(Data items)
--- Begin ---
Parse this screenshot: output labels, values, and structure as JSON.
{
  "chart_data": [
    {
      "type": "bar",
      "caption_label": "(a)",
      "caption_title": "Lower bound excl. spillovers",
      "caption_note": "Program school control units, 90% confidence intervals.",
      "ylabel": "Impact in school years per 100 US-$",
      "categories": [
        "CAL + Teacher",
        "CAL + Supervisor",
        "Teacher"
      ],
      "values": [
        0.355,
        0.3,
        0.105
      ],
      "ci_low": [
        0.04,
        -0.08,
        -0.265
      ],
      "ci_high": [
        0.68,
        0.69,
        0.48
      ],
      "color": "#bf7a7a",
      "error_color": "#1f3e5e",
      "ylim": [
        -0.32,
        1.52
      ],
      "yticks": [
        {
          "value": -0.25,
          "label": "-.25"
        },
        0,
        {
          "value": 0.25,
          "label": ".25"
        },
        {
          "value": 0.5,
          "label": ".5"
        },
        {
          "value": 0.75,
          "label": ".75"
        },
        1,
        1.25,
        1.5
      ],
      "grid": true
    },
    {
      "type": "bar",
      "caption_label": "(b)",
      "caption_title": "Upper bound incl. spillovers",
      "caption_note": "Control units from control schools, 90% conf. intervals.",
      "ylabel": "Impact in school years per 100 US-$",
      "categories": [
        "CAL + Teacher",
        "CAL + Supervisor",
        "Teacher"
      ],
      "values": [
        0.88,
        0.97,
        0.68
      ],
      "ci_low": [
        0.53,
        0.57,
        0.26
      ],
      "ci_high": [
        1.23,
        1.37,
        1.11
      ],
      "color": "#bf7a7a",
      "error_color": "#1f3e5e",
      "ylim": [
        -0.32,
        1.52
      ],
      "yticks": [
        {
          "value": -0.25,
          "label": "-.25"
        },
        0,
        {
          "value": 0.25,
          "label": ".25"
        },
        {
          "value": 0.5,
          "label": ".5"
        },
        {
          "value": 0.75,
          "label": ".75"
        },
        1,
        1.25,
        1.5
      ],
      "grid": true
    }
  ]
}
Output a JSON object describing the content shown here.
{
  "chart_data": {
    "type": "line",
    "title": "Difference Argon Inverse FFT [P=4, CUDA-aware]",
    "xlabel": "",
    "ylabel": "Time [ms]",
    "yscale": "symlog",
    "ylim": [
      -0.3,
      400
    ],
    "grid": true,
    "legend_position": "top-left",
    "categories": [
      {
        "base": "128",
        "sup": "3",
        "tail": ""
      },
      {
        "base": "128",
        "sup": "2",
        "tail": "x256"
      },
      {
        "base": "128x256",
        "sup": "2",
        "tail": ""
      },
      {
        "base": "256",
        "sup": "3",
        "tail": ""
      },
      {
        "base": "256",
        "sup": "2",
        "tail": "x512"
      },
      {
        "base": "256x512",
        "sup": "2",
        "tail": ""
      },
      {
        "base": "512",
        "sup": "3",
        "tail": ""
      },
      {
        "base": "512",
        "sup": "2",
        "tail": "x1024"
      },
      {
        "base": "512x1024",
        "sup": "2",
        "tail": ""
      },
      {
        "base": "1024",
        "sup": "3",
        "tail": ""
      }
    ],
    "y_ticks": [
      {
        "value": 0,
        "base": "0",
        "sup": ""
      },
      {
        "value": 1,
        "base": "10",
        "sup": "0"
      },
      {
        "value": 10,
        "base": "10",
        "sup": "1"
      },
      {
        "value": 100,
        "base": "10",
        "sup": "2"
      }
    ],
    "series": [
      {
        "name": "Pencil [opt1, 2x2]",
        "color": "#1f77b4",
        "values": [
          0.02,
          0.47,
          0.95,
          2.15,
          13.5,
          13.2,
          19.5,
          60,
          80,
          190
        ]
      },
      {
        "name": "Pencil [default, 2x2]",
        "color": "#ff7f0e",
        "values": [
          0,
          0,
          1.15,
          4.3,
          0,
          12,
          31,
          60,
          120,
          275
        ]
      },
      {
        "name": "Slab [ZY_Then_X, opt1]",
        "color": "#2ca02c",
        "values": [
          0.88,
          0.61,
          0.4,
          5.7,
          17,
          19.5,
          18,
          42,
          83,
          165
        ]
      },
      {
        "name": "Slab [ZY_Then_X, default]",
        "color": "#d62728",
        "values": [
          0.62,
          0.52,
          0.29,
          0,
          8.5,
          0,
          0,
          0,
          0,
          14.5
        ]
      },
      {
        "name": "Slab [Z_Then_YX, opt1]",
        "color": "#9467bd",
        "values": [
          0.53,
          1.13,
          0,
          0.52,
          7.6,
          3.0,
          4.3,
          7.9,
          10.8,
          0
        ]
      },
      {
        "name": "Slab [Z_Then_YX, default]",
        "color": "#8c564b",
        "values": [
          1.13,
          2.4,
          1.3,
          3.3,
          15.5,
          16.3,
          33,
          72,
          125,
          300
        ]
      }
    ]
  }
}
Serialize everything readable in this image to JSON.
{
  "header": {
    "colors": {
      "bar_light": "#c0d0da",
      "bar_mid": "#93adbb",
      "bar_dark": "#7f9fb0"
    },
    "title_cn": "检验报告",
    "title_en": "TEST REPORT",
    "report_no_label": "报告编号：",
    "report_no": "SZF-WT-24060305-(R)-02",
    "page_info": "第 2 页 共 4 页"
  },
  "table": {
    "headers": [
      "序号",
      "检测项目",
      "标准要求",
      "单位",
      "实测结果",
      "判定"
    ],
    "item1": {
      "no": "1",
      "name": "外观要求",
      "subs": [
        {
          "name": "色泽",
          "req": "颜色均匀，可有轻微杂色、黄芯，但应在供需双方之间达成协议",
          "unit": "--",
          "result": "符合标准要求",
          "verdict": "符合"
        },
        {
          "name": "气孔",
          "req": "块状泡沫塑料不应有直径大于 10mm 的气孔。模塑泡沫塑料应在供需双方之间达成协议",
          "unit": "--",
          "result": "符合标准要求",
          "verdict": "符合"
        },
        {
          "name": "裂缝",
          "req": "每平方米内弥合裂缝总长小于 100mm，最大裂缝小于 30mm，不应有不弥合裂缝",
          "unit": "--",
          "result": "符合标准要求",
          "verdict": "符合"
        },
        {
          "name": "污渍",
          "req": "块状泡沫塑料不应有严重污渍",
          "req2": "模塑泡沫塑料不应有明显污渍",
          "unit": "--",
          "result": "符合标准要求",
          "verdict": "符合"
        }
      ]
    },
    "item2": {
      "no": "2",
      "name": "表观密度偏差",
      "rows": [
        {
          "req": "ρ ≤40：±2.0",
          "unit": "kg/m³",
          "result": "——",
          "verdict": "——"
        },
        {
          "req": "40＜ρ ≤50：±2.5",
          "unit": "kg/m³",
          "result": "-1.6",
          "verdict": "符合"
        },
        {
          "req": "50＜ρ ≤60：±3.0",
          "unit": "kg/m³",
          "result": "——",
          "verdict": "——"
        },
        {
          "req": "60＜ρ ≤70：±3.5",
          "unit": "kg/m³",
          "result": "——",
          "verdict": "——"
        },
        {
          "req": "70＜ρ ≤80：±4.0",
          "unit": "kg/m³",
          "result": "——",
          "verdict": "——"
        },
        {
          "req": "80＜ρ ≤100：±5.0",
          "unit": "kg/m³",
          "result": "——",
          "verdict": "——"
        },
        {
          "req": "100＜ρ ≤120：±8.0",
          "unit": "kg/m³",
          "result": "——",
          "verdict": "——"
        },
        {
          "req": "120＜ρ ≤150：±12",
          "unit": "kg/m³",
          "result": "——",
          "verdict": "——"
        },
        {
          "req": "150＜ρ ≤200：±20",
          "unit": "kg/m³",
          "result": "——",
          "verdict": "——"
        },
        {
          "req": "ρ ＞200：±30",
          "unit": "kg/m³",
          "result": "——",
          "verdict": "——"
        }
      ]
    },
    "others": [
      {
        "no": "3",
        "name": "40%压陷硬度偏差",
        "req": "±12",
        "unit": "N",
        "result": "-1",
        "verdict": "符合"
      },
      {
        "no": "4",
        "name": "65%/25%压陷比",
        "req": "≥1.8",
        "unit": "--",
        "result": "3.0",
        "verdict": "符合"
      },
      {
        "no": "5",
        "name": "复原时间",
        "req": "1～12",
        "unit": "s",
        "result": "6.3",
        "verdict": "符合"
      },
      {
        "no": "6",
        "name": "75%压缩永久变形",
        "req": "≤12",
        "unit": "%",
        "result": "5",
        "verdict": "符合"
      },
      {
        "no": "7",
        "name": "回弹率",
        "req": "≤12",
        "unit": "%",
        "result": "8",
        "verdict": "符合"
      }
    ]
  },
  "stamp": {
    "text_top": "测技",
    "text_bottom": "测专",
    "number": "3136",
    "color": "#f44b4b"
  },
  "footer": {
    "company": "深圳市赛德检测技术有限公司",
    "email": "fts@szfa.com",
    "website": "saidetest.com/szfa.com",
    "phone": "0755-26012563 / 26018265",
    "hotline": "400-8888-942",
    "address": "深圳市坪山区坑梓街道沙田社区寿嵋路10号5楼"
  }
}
--- End ---
▶ _Task instructions_: Scan the entries above. Copy each line that has the string "Pencil".

▶ _Solution for this task_:
        "name": "Pencil [opt1, 2x2]",
        "name": "Pencil [default, 2x2]",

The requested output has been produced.